◆ SHORT EXERCISE
Repeat every entry word for word, but leave the images out of your copy.

──────── RECORDS PROVIDED ────────

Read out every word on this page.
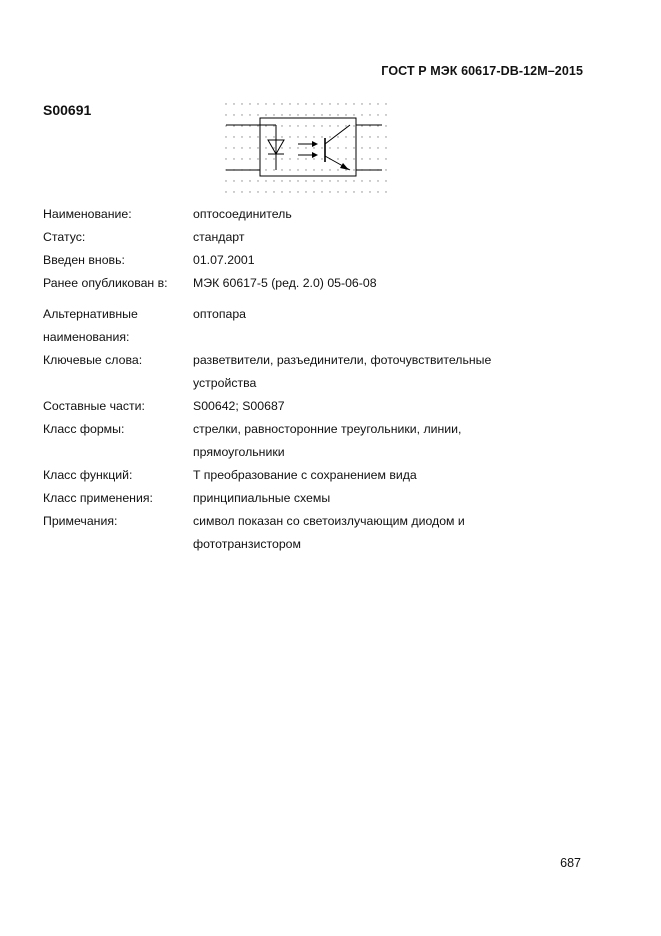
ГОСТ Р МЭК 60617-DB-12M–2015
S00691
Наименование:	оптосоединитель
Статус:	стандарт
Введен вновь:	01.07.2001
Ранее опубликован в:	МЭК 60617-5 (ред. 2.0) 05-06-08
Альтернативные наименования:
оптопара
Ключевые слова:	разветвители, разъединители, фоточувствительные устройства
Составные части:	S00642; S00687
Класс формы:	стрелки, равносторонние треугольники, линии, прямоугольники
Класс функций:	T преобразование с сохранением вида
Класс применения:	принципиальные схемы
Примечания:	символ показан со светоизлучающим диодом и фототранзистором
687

────────

◆ SOLUTION FOR THIS PROBLEM
Read out every word on this page.
ГОСТ Р МЭК 60617-DB-12M–2015
S00691
Наименование:	оптосоединитель
Статус:	стандарт
Введен вновь:	01.07.2001
Ранее опубликован в:	МЭК 60617-5 (ред. 2.0) 05-06-08
Альтернативные наименования:
оптопара
Ключевые слова:	разветвители, разъединители, фоточувствительные устройства
Составные части:	S00642; S00687
Класс формы:	стрелки, равносторонние треугольники, линии, прямоугольники
Класс функций:	T преобразование с сохранением вида
Класс применения:	принципиальные схемы
Примечания:	символ показан со светоизлучающим диодом и фототранзистором
687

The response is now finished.